YOUR OBJECTIVE >> Sift the listing for lines that hold the string "think" and pull them out.
━━━ SUPPLIED DATA ━━━
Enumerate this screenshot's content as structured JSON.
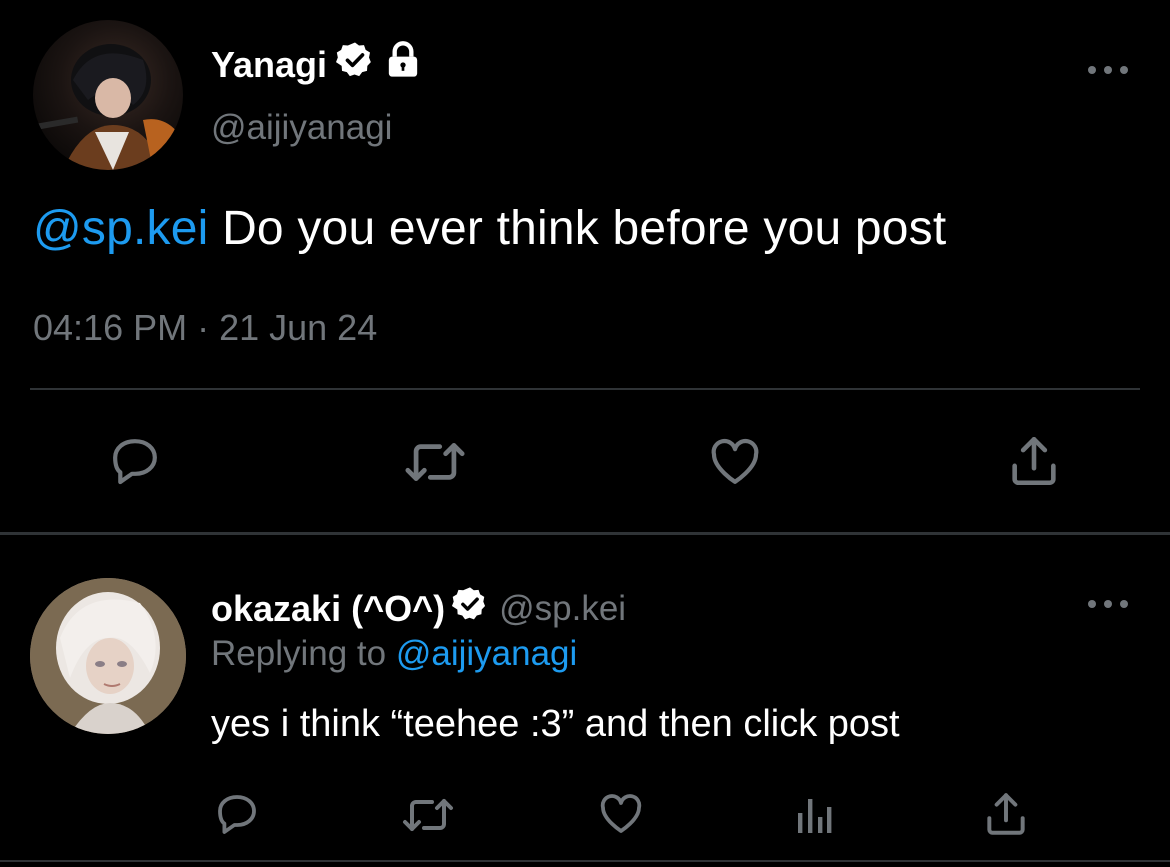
{
  "main_tweet": {
    "author_name": "Yanagi",
    "author_handle": "@aijiyanagi",
    "mention": "@sp.kei",
    "text": " Do you ever think before you post",
    "timestamp": "04:16 PM · 21 Jun 24",
    "icons": {
      "verified": "verified-badge-icon",
      "protected": "lock-icon",
      "more": "more-options-icon",
      "reply": "reply-icon",
      "retweet": "retweet-icon",
      "like": "like-icon",
      "share": "share-icon"
    }
  },
  "reply_tweet": {
    "author_name": "okazaki (^O^)",
    "author_handle": "@sp.kei",
    "replying_prefix": "Replying to ",
    "replying_handle": "@aijiyanagi",
    "text": "yes i think “teehee :3” and then click post",
    "icons": {
      "verified": "verified-badge-icon",
      "more": "more-options-icon",
      "reply": "reply-icon",
      "retweet": "retweet-icon",
      "like": "like-icon",
      "views": "analytics-icon",
      "share": "share-icon"
    }
  },
  "colors": {
    "background": "#000000",
    "primary_text": "#ffffff",
    "secondary_text": "#71767b",
    "accent": "#1d9bf0",
    "divider": "#2f3336"
  }
}
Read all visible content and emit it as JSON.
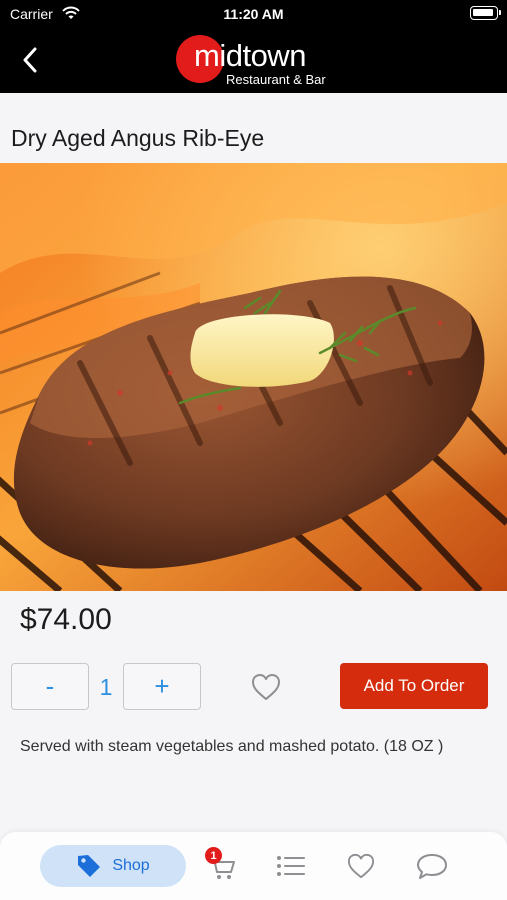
{
  "status_bar": {
    "carrier": "Carrier",
    "time": "11:20 AM"
  },
  "header": {
    "back_icon": "chevron-left-icon",
    "logo_name": "midtown",
    "logo_subtitle": "Restaurant & Bar",
    "logo_color": "#e21b1b"
  },
  "product": {
    "title": "Dry Aged Angus Rib-Eye",
    "image_subject": "ribeye-steak-on-grill-photo",
    "price": "$74.00",
    "description": "Served with steam vegetables and mashed potato. (18 OZ )"
  },
  "order_controls": {
    "decrement_label": "-",
    "quantity": "1",
    "increment_label": "+",
    "favorite_icon": "heart-outline-icon",
    "add_button_label": "Add To Order",
    "accent_color": "#2c8fe0",
    "add_button_color": "#d52c0e"
  },
  "tab_bar": {
    "shop": {
      "label": "Shop",
      "icon": "tag-icon",
      "active": true
    },
    "cart": {
      "icon": "cart-icon",
      "badge": "1"
    },
    "list_icon": "list-icon",
    "favorites_icon": "heart-icon",
    "chat_icon": "chat-bubble-icon",
    "active_color": "#1c6fd8"
  }
}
━━━
OUTPUT >>
    "text": " Do you ever think before you post",
    "text": "yes i think “teehee :3” and then click post",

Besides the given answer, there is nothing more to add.